Data for this task:
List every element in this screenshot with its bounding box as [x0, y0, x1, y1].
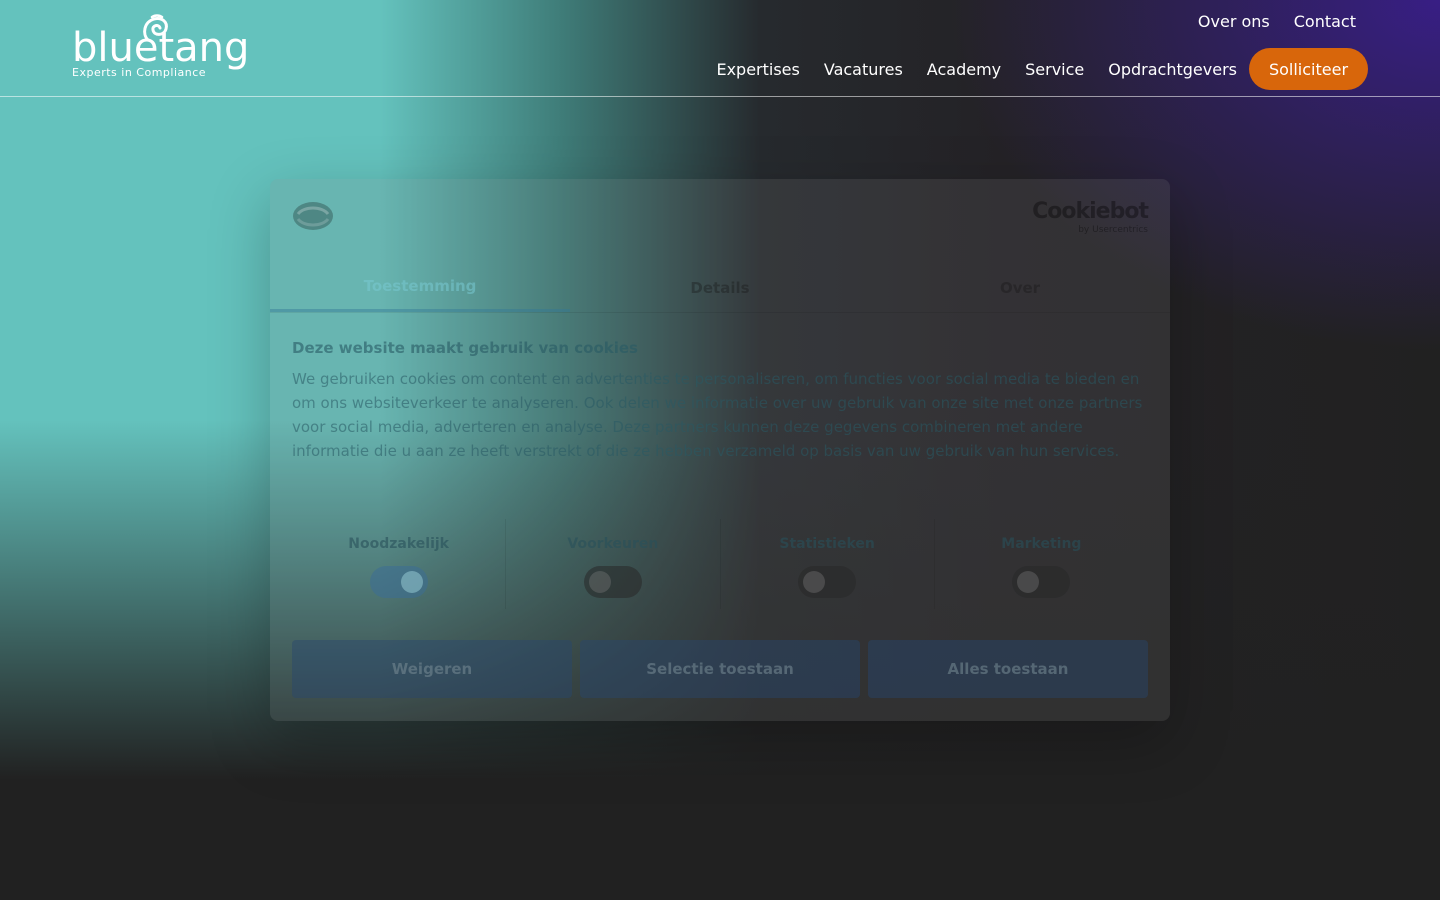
- toggle-label: Statistieken: [779, 536, 875, 552]
- main-nav: Expertises Vacatures Academy Service Opd…: [716, 60, 1237, 79]
- tab-over[interactable]: Over: [870, 263, 1170, 312]
- toggle-label: Voorkeuren: [567, 536, 659, 552]
- toggle-knob: [1017, 571, 1040, 593]
- toggle-group-voorkeuren: Voorkeuren: [506, 519, 721, 609]
- toggle-label: Marketing: [1001, 536, 1082, 552]
- toggle-voorkeuren[interactable]: [583, 566, 642, 598]
- cookiebot-wordmark: Cookiebot: [1032, 199, 1149, 224]
- toggle-knob: [588, 571, 611, 593]
- toggle-noodzakelijk[interactable]: [369, 566, 428, 598]
- tab-details[interactable]: Details: [570, 263, 870, 312]
- cookie-icon: [293, 202, 333, 230]
- dialog-title: Deze website maakt gebruik van cookies: [292, 339, 638, 357]
- top-links: Over ons Contact: [1198, 12, 1356, 31]
- toggle-group-marketing: Marketing: [935, 519, 1148, 609]
- dialog-body-text: We gebruiken cookies om content en adver…: [292, 370, 1143, 460]
- link-contact[interactable]: Contact: [1294, 12, 1356, 31]
- weigeren-button[interactable]: Weigeren: [292, 640, 572, 698]
- selectie-toestaan-button[interactable]: Selectie toestaan: [580, 640, 860, 698]
- consent-toggles: Noodzakelijk Voorkeuren Statistieken Mar…: [270, 519, 1170, 609]
- toggle-group-statistieken: Statistieken: [721, 519, 935, 609]
- cookie-consent-dialog: Cookiebot by Usercentrics Toestemming De…: [270, 179, 1170, 721]
- site-header: bluetang Experts in Compliance Over ons …: [0, 0, 1440, 97]
- alles-toestaan-button[interactable]: Alles toestaan: [868, 640, 1148, 698]
- nav-item-service[interactable]: Service: [1025, 60, 1084, 79]
- nav-item-expertises[interactable]: Expertises: [716, 60, 799, 79]
- nav-item-academy[interactable]: Academy: [927, 60, 1001, 79]
- cookiebot-logo: Cookiebot by Usercentrics: [1032, 199, 1149, 235]
- nav-item-opdrachtgevers[interactable]: Opdrachtgevers: [1108, 60, 1237, 79]
- logo-wordmark: bluetang: [72, 25, 250, 71]
- toggle-knob: [803, 571, 826, 593]
- toggle-group-noodzakelijk: Noodzakelijk: [292, 519, 507, 609]
- dialog-buttons: Weigeren Selectie toestaan Alles toestaa…: [292, 640, 1148, 698]
- dialog-tabs: Toestemming Details Over: [270, 263, 1170, 313]
- cookiebot-subtext: by Usercentrics: [1078, 225, 1148, 235]
- toggle-label: Noodzakelijk: [348, 536, 449, 552]
- toggle-knob: [400, 571, 423, 593]
- nav-item-vacatures[interactable]: Vacatures: [824, 60, 903, 79]
- toggle-statistieken[interactable]: [798, 566, 857, 598]
- tab-toestemming[interactable]: Toestemming: [270, 263, 570, 312]
- bluetang-logo[interactable]: bluetang Experts in Compliance: [72, 14, 249, 84]
- toggle-marketing[interactable]: [1012, 566, 1071, 598]
- link-over-ons[interactable]: Over ons: [1198, 12, 1270, 31]
- solliciteer-button[interactable]: Solliciteer: [1249, 48, 1368, 90]
- logo-tagline: Experts in Compliance: [72, 66, 207, 79]
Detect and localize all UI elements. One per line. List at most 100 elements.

Goal: Rewrite the records above with every "toggle-knob" replaced by "switch-knob" and everything else unchanged. Omit the pictures from your answer.

Correct answer:
List every element in this screenshot with its bounding box as [x0, y0, x1, y1].
- toggle-label: Statistieken: [779, 536, 875, 552]
- main-nav: Expertises Vacatures Academy Service Opd…: [716, 60, 1237, 79]
- tab-over[interactable]: Over: [870, 263, 1170, 312]
- toggle-label: Voorkeuren: [567, 536, 659, 552]
- switch-knob: [1017, 571, 1040, 593]
- toggle-group-voorkeuren: Voorkeuren: [506, 519, 721, 609]
- toggle-label: Marketing: [1001, 536, 1082, 552]
- toggle-voorkeuren[interactable]: [583, 566, 642, 598]
- cookiebot-wordmark: Cookiebot: [1032, 199, 1149, 224]
- switch-knob: [588, 571, 611, 593]
- toggle-noodzakelijk[interactable]: [369, 566, 428, 598]
- tab-details[interactable]: Details: [570, 263, 870, 312]
- cookie-icon: [293, 202, 333, 230]
- dialog-title: Deze website maakt gebruik van cookies: [292, 339, 638, 357]
- top-links: Over ons Contact: [1198, 12, 1356, 31]
- toggle-group-marketing: Marketing: [935, 519, 1148, 609]
- dialog-body-text: We gebruiken cookies om content en adver…: [292, 370, 1143, 460]
- link-contact[interactable]: Contact: [1294, 12, 1356, 31]
- weigeren-button[interactable]: Weigeren: [292, 640, 572, 698]
- selectie-toestaan-button[interactable]: Selectie toestaan: [580, 640, 860, 698]
- consent-toggles: Noodzakelijk Voorkeuren Statistieken Mar…: [270, 519, 1170, 609]
- toggle-group-statistieken: Statistieken: [721, 519, 935, 609]
- cookie-consent-dialog: Cookiebot by Usercentrics Toestemming De…: [270, 179, 1170, 721]
- site-header: bluetang Experts in Compliance Over ons …: [0, 0, 1440, 97]
- alles-toestaan-button[interactable]: Alles toestaan: [868, 640, 1148, 698]
- nav-item-service[interactable]: Service: [1025, 60, 1084, 79]
- nav-item-expertises[interactable]: Expertises: [716, 60, 799, 79]
- nav-item-academy[interactable]: Academy: [927, 60, 1001, 79]
- cookiebot-logo: Cookiebot by Usercentrics: [1032, 199, 1149, 235]
- nav-item-opdrachtgevers[interactable]: Opdrachtgevers: [1108, 60, 1237, 79]
- logo-wordmark: bluetang: [72, 25, 250, 71]
- switch-knob: [803, 571, 826, 593]
- toggle-group-noodzakelijk: Noodzakelijk: [292, 519, 507, 609]
- dialog-buttons: Weigeren Selectie toestaan Alles toestaa…: [292, 640, 1148, 698]
- dialog-tabs: Toestemming Details Over: [270, 263, 1170, 313]
- cookiebot-subtext: by Usercentrics: [1078, 225, 1148, 235]
- toggle-label: Noodzakelijk: [348, 536, 449, 552]
- switch-knob: [400, 571, 423, 593]
- nav-item-vacatures[interactable]: Vacatures: [824, 60, 903, 79]
- toggle-statistieken[interactable]: [798, 566, 857, 598]
- tab-toestemming[interactable]: Toestemming: [270, 263, 570, 312]
- bluetang-logo[interactable]: bluetang Experts in Compliance: [72, 14, 249, 84]
- toggle-marketing[interactable]: [1012, 566, 1071, 598]
- link-over-ons[interactable]: Over ons: [1198, 12, 1270, 31]
- solliciteer-button[interactable]: Solliciteer: [1249, 48, 1368, 90]
- logo-tagline: Experts in Compliance: [72, 66, 207, 79]
Detect and localize all UI elements. One per line. List at most 100 elements.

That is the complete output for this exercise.